A run of records

'''

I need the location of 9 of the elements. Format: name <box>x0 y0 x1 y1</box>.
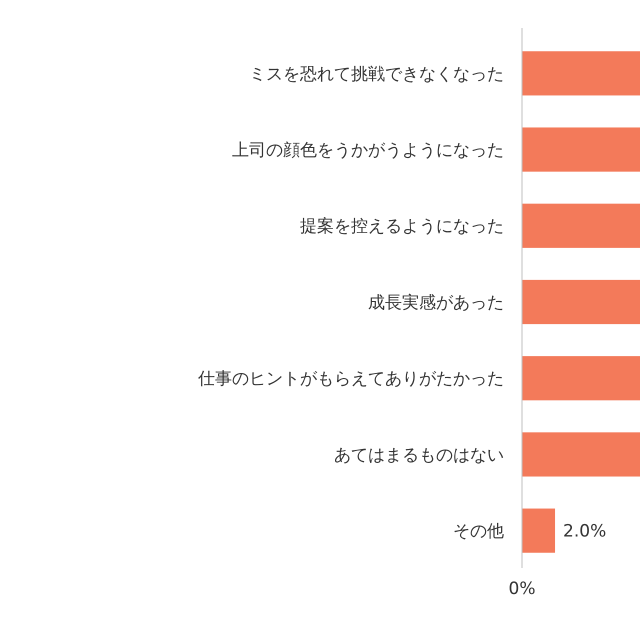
y-tick-label: ミスを恐れて挑戦できなくなった <box>249 64 504 84</box>
y-tick-label: 提案を控えるようになった <box>300 216 504 237</box>
y-tick-label: 仕事のヒントがもらえてありがたかった <box>197 369 504 390</box>
y-tick-label: その他 <box>453 522 504 542</box>
annotation: 2.0% <box>563 522 606 542</box>
y-tick-label: 上司の顔色をうかがうようになった <box>232 140 504 161</box>
y-tick-label: あてはまるものはない <box>334 445 504 466</box>
y-tick-label: 成長実感があった <box>368 292 504 313</box>
annotation: 0% <box>508 578 536 599</box>
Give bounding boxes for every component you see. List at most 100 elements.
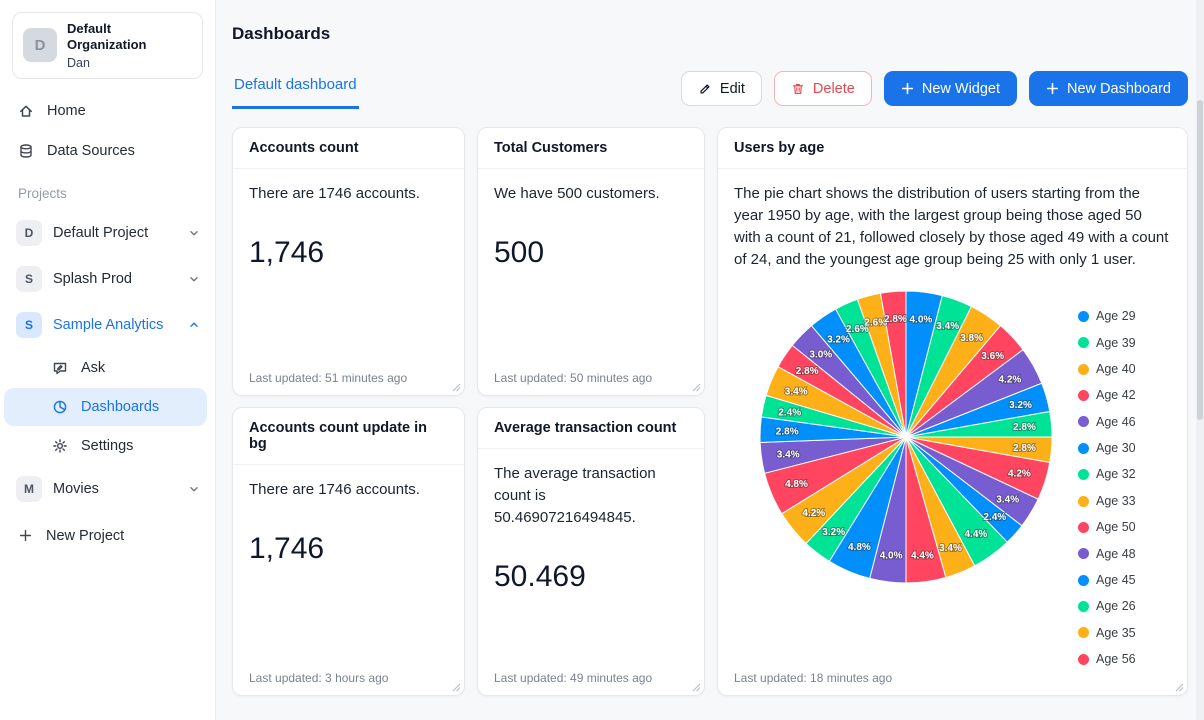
legend-item[interactable]: Age 29 (1078, 307, 1136, 325)
home-icon (20, 105, 32, 117)
tab-default-dashboard[interactable]: Default dashboard (232, 68, 359, 109)
new-dashboard-button-label: New Dashboard (1067, 80, 1171, 97)
pie-slice-label: 3.4% (996, 495, 1019, 506)
organization-user: Dan (67, 55, 90, 70)
edit-button[interactable]: Edit (680, 71, 762, 106)
delete-button[interactable]: Delete (773, 71, 872, 106)
new-project-button[interactable]: New Project (0, 516, 215, 556)
pie-slice-label: 3.2% (1009, 400, 1032, 411)
vertical-scrollbar[interactable] (1196, 0, 1204, 720)
sidebar-item-dashboards[interactable]: Dashboards (4, 387, 207, 426)
legend-dot-icon (1078, 548, 1089, 560)
legend-label: Age 33 (1096, 493, 1136, 508)
scrollbar-thumb[interactable] (1197, 100, 1203, 420)
sidebar-item-label: Settings (81, 437, 134, 454)
pie-slice-label: 3.4% (777, 450, 800, 461)
legend-label: Age 30 (1096, 441, 1136, 456)
project-label: Splash Prod (53, 270, 132, 287)
legend-item[interactable]: Age 40 (1078, 360, 1136, 378)
legend-item[interactable]: Age 35 (1078, 624, 1136, 642)
project-label: Default Project (53, 224, 149, 241)
project-avatar: M (16, 475, 42, 502)
sidebar-item-settings[interactable]: Settings (4, 427, 207, 465)
resize-grip-icon[interactable] (452, 383, 461, 392)
trash-icon (792, 83, 804, 94)
legend-item[interactable]: Age 33 (1078, 492, 1136, 510)
widget-card-total-customers: Total Customers We have 500 customers. 5… (477, 127, 705, 396)
widget-updated: Last updated: 49 minutes ago (494, 671, 653, 685)
widget-value: 500 (494, 236, 545, 270)
pie-slice-label: 3.2% (827, 335, 850, 346)
resize-grip-icon[interactable] (452, 683, 461, 692)
delete-button-label: Delete (812, 80, 855, 97)
sidebar-item-data-sources[interactable]: Data Sources (0, 131, 215, 171)
legend-item[interactable]: Age 45 (1078, 571, 1136, 589)
organization-avatar: D (23, 28, 57, 63)
new-widget-button[interactable]: New Widget (883, 71, 1018, 106)
sidebar-item-default-project[interactable]: D Default Project (0, 210, 215, 256)
legend-item[interactable]: Age 48 (1078, 545, 1136, 563)
legend-dot-icon (1078, 601, 1089, 612)
legend-item[interactable]: Age 42 (1078, 386, 1136, 404)
legend-dot-icon (1078, 390, 1089, 401)
project-avatar: D (16, 219, 42, 246)
legend-dot-icon (1078, 442, 1089, 454)
sidebar-item-home[interactable]: Home (0, 91, 215, 131)
resize-grip-icon[interactable] (1175, 683, 1184, 692)
plus-icon (1046, 82, 1059, 95)
sidebar-item-sample-analytics[interactable]: S Sample Analytics (0, 302, 215, 348)
main-content: Dashboards Default dashboard Edit Delete… (216, 0, 1204, 720)
pie-slice-label: 4.4% (911, 551, 934, 562)
widget-title: Average transaction count (478, 408, 704, 449)
sidebar-item-splash-prod[interactable]: S Splash Prod (0, 256, 215, 302)
project-avatar: S (16, 265, 42, 292)
dashboard-grid: Accounts count There are 1746 accounts. … (232, 127, 1188, 696)
widget-title: Total Customers (478, 128, 704, 169)
dashboards-pie-icon (53, 400, 67, 413)
project-avatar: S (16, 311, 42, 338)
legend-label: Age 42 (1096, 388, 1136, 403)
legend-item[interactable]: Age 46 (1078, 413, 1136, 431)
organization-switcher[interactable]: D Default Organization Dan (12, 12, 203, 79)
sidebar-item-label: Dashboards (81, 398, 160, 415)
legend-item[interactable]: Age 30 (1078, 439, 1136, 457)
legend-label: Age 39 (1096, 335, 1136, 350)
legend-label: Age 50 (1096, 520, 1136, 535)
legend-label: Age 29 (1096, 309, 1136, 324)
legend-label: Age 26 (1096, 599, 1136, 614)
widget-value: 1,746 (249, 236, 325, 270)
legend-item[interactable]: Age 39 (1078, 334, 1136, 352)
organization-name: Default Organization (67, 21, 147, 53)
legend-item[interactable]: Age 56 (1078, 650, 1136, 668)
legend-item[interactable]: Age 50 (1078, 518, 1136, 536)
pie-slice[interactable] (879, 290, 907, 438)
resize-grip-icon[interactable] (692, 383, 701, 392)
widget-title: Accounts count update in bg (233, 408, 464, 465)
chevron-down-icon (190, 486, 198, 491)
legend-item[interactable]: Age 26 (1078, 597, 1136, 615)
pie-chart-area: 4.0% 3.4% 3.8% 3.6% 4.2% 3.2% 2.8% 2.8% 4.2% 3.4%… (734, 287, 1171, 668)
legend-dot-icon (1078, 337, 1089, 349)
pie-slice-label: 3.6% (981, 351, 1004, 362)
users-by-age-pie: 4.0%3.4%3.8%3.6%4.2%3.2%2.8%2.8%4.2%3.4%… (759, 290, 1053, 584)
new-widget-button-label: New Widget (921, 80, 1001, 97)
pie-slice-label: 4.8% (848, 542, 871, 553)
projects-section-label: Projects (18, 185, 67, 201)
sidebar-item-movies[interactable]: M Movies (0, 466, 215, 512)
widget-value: 1,746 (249, 532, 325, 566)
pie-slice-label: 2.6% (846, 324, 869, 335)
pie-slice-label: 4.0% (880, 551, 903, 562)
new-project-label: New Project (46, 527, 125, 544)
chevron-down-icon (190, 230, 198, 235)
legend-item[interactable]: Age 32 (1078, 465, 1136, 483)
widget-text: The average transaction count is 50.4690… (494, 465, 656, 527)
new-dashboard-button[interactable]: New Dashboard (1029, 71, 1188, 106)
resize-grip-icon[interactable] (692, 683, 701, 692)
project-label: Movies (53, 480, 99, 497)
widget-updated: Last updated: 50 minutes ago (494, 371, 653, 385)
pie-legend: Age 29 Age 39 Age 40 Age 42 Age 46 Age 30 Age … (1078, 307, 1136, 668)
sidebar-item-ask[interactable]: Ask (4, 349, 207, 387)
widget-value: 50.469 (494, 560, 586, 594)
pie-slice-label: 2.8% (796, 366, 819, 377)
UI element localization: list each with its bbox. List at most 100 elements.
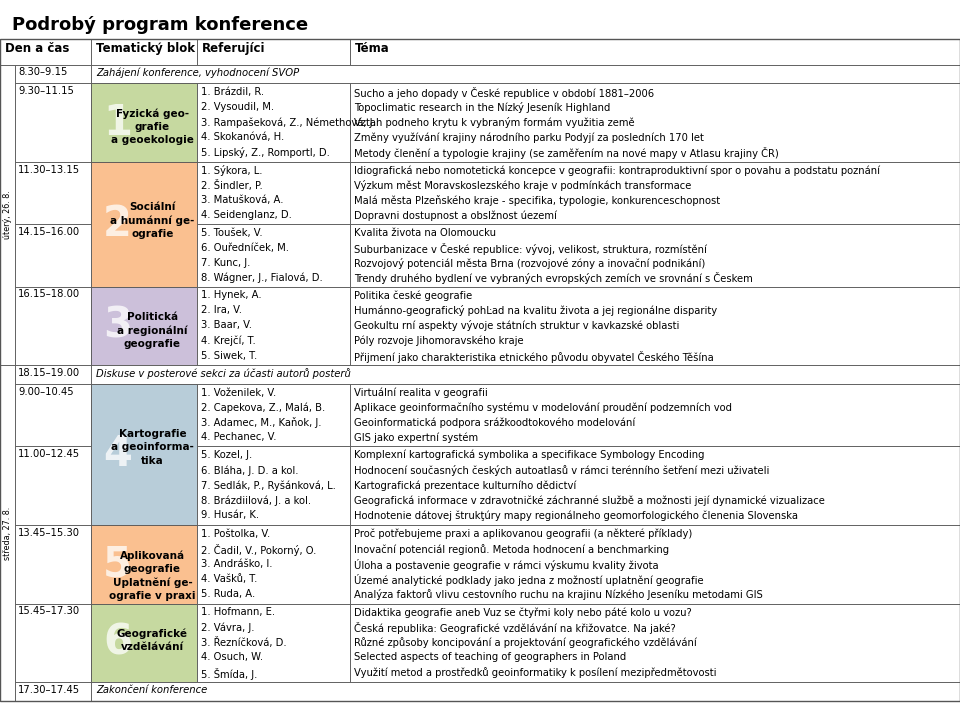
Text: Tematický blok: Tematický blok xyxy=(96,42,195,55)
Text: Různé způsoby koncipování a projektování geografického vzdělávání: Různé způsoby koncipování a projektování… xyxy=(354,637,697,649)
Text: Selected aspects of teaching of geographers in Poland: Selected aspects of teaching of geograph… xyxy=(354,652,627,663)
Text: Topoclimatic research in the Nízký Jeseník Highland: Topoclimatic research in the Nízký Jesen… xyxy=(354,102,611,113)
Text: 9.30–11.15: 9.30–11.15 xyxy=(18,86,74,96)
Bar xyxy=(91,84,197,162)
Bar xyxy=(15,224,91,287)
Text: 17.30–17.45: 17.30–17.45 xyxy=(18,685,81,695)
Bar xyxy=(350,384,960,446)
Text: 4. Seidenglanz, D.: 4. Seidenglanz, D. xyxy=(201,210,292,220)
Bar xyxy=(15,64,91,84)
Text: Inovační potenciál regionů. Metoda hodnocení a benchmarking: Inovační potenciál regionů. Metoda hodno… xyxy=(354,544,669,554)
Text: 5. Ruda, A.: 5. Ruda, A. xyxy=(201,589,255,599)
Text: Fyzická geo-
grafie
a geoekologie: Fyzická geo- grafie a geoekologie xyxy=(111,108,194,145)
Bar xyxy=(197,162,350,224)
Text: Aplikovaná
geografie
Uplatnění ge-
ografie v praxi: Aplikovaná geografie Uplatnění ge- ograf… xyxy=(109,550,196,601)
Bar xyxy=(91,384,197,525)
Text: Využití metod a prostředků geoinformatiky k posílení mezipředmětovosti: Využití metod a prostředků geoinformatik… xyxy=(354,668,717,678)
Text: 5. Toušek, V.: 5. Toušek, V. xyxy=(201,228,262,238)
Bar xyxy=(15,365,91,384)
Text: 5: 5 xyxy=(103,543,132,586)
Text: 9. Husár, K.: 9. Husár, K. xyxy=(201,510,259,520)
Text: 13.45–15.30: 13.45–15.30 xyxy=(18,527,81,538)
Bar xyxy=(197,446,350,525)
Text: 4. Pechanec, V.: 4. Pechanec, V. xyxy=(201,432,276,442)
Text: 2: 2 xyxy=(103,203,132,245)
Text: Zahájení konference, vyhodnocení SVOP: Zahájení konference, vyhodnocení SVOP xyxy=(96,67,300,78)
Bar xyxy=(15,84,91,162)
Text: 5. Lipský, Z., Romportl, D.: 5. Lipský, Z., Romportl, D. xyxy=(201,147,329,159)
Text: Rozvojový potenciál města Brna (rozvojové zóny a inovační podnikání): Rozvojový potenciál města Brna (rozvojov… xyxy=(354,258,706,268)
Bar xyxy=(15,446,91,525)
Bar xyxy=(350,224,960,287)
Text: Komplexní kartografická symbolika a specifikace Symbology Encoding: Komplexní kartografická symbolika a spec… xyxy=(354,450,705,460)
Text: Přijmení jako charakteristika etnického původu obyvatel Českého Těšína: Přijmení jako charakteristika etnického … xyxy=(354,350,714,362)
Text: Územé analytické podklady jako jedna z možností uplatnění geografie: Územé analytické podklady jako jedna z m… xyxy=(354,574,704,586)
Text: 2. Čadil, V., Pokorný, O.: 2. Čadil, V., Pokorný, O. xyxy=(201,544,316,556)
Text: 16.15–18.00: 16.15–18.00 xyxy=(18,290,81,299)
Bar xyxy=(0,64,15,365)
Text: 3: 3 xyxy=(103,305,132,347)
Text: 3. Baar, V.: 3. Baar, V. xyxy=(201,321,252,331)
Bar xyxy=(350,287,960,365)
Text: 2. Ira, V.: 2. Ira, V. xyxy=(201,305,242,315)
Bar xyxy=(197,39,350,64)
Bar xyxy=(197,84,350,162)
Text: 7. Kunc, J.: 7. Kunc, J. xyxy=(201,258,250,268)
Text: 2. Capekova, Z., Malá, B.: 2. Capekova, Z., Malá, B. xyxy=(201,402,324,413)
Text: Kvalita života na Olomoucku: Kvalita života na Olomoucku xyxy=(354,228,496,238)
Bar xyxy=(350,84,960,162)
Text: Výzkum měst Moravskoslezského kraje v podmínkách transformace: Výzkum měst Moravskoslezského kraje v po… xyxy=(354,181,691,191)
Text: Suburbanizace v České republice: vývoj, velikost, struktura, rozmístění: Suburbanizace v České republice: vývoj, … xyxy=(354,243,708,255)
Text: 14.15–16.00: 14.15–16.00 xyxy=(18,227,81,237)
Text: 1. Sýkora, L.: 1. Sýkora, L. xyxy=(201,166,262,176)
Bar xyxy=(91,162,197,287)
Bar xyxy=(197,384,350,446)
Text: 5. Kozel, J.: 5. Kozel, J. xyxy=(201,450,252,460)
Text: Hodnocení současných českých autoatlasů v rámci terénního šetření mezi uživateli: Hodnocení současných českých autoatlasů … xyxy=(354,465,770,476)
Text: Sucho a jeho dopady v České republice v období 1881–2006: Sucho a jeho dopady v České republice v … xyxy=(354,87,655,99)
Text: 18.15–19.00: 18.15–19.00 xyxy=(18,368,81,378)
Bar xyxy=(0,39,91,64)
Text: Referujíci: Referujíci xyxy=(202,42,265,55)
Text: 8.30–9.15: 8.30–9.15 xyxy=(18,67,67,77)
Text: Virtuální realita v geografii: Virtuální realita v geografii xyxy=(354,387,488,398)
Text: 1. Hynek, A.: 1. Hynek, A. xyxy=(201,290,261,300)
Text: Geografická informace v zdravotničké záchranné službě a možnosti její dynamické : Geografická informace v zdravotničké zác… xyxy=(354,496,825,506)
Text: Úloha a postavenie geografie v rámci výskumu kvality života: Úloha a postavenie geografie v rámci výs… xyxy=(354,559,659,571)
Text: 4. Vašků, T.: 4. Vašků, T. xyxy=(201,574,257,584)
Text: 15.45–17.30: 15.45–17.30 xyxy=(18,606,81,617)
Bar xyxy=(15,162,91,224)
Bar xyxy=(15,682,91,701)
Text: Malá města Plzeňského kraje - specifika, typologie, konkurenceschopnost: Malá města Plzeňského kraje - specifika,… xyxy=(354,195,720,206)
Text: 6: 6 xyxy=(103,622,132,664)
Bar xyxy=(15,525,91,603)
Text: Kartografická prezentace kulturního dědictví: Kartografická prezentace kulturního dědi… xyxy=(354,480,577,491)
Text: 4: 4 xyxy=(103,433,132,476)
Text: 9.00–10.45: 9.00–10.45 xyxy=(18,387,74,397)
Text: 2. Vysoudil, M.: 2. Vysoudil, M. xyxy=(201,102,274,112)
Text: Dopravni dostupnost a obslžnost úezemí: Dopravni dostupnost a obslžnost úezemí xyxy=(354,210,557,220)
Text: 1. Voženilek, V.: 1. Voženilek, V. xyxy=(201,387,276,398)
Text: GIS jako expertní systém: GIS jako expertní systém xyxy=(354,432,478,442)
Text: Hodnotenie dátovej štrukţúry mapy regionálneho geomorfologického členenia Sloven: Hodnotenie dátovej štrukţúry mapy region… xyxy=(354,510,799,521)
Bar xyxy=(197,287,350,365)
Text: Změny využívání krajiny národního parku Podyjí za posledních 170 let: Změny využívání krajiny národního parku … xyxy=(354,132,704,143)
Text: Vztah podneho krytu k vybraným formám využitia země: Vztah podneho krytu k vybraným formám vy… xyxy=(354,117,635,128)
Text: 1: 1 xyxy=(103,102,132,144)
Bar xyxy=(91,682,960,701)
Bar xyxy=(350,162,960,224)
Text: 8. Brázdiilová, J. a kol.: 8. Brázdiilová, J. a kol. xyxy=(201,496,311,506)
Text: Geografické
vzdělávání: Geografické vzdělávání xyxy=(117,629,188,652)
Text: 1. Brázdil, R.: 1. Brázdil, R. xyxy=(201,87,264,97)
Bar xyxy=(91,39,197,64)
Text: 3. Matušková, A.: 3. Matušková, A. xyxy=(201,195,283,205)
Text: 11.30–13.15: 11.30–13.15 xyxy=(18,165,81,175)
Bar xyxy=(197,224,350,287)
Text: 4. Skokanóvá, H.: 4. Skokanóvá, H. xyxy=(201,132,284,142)
Bar xyxy=(15,384,91,446)
Bar xyxy=(15,287,91,365)
Text: Geokultu rní aspekty vývoje státních struktur v kavkazské oblasti: Geokultu rní aspekty vývoje státních str… xyxy=(354,321,680,331)
Text: Podrobý program konference: Podrobý program konference xyxy=(12,16,307,33)
Text: 6. Bláha, J. D. a kol.: 6. Bláha, J. D. a kol. xyxy=(201,465,299,476)
Text: 3. Andráško, I.: 3. Andráško, I. xyxy=(201,559,272,569)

'''

PROBLEM. Reproduce everything in the material above from its first line down to the line containing "Give bounding boxes", inclusive. Leave out the pictures.

TASK OUTPUT.
I need the location of 9 of the elements. Format: name <box>x0 y0 x1 y1</box>.
y-tick-label: ミスを恐れて挑戦できなくなった <box>249 64 504 84</box>
y-tick-label: 提案を控えるようになった <box>300 216 504 237</box>
y-tick-label: 仕事のヒントがもらえてありがたかった <box>197 369 504 390</box>
y-tick-label: その他 <box>453 522 504 542</box>
annotation: 2.0% <box>563 522 606 542</box>
y-tick-label: 上司の顔色をうかがうようになった <box>232 140 504 161</box>
y-tick-label: あてはまるものはない <box>334 445 504 466</box>
y-tick-label: 成長実感があった <box>368 292 504 313</box>
annotation: 0% <box>508 578 536 599</box>
Give bounding boxes for every component you see. List at most 100 elements.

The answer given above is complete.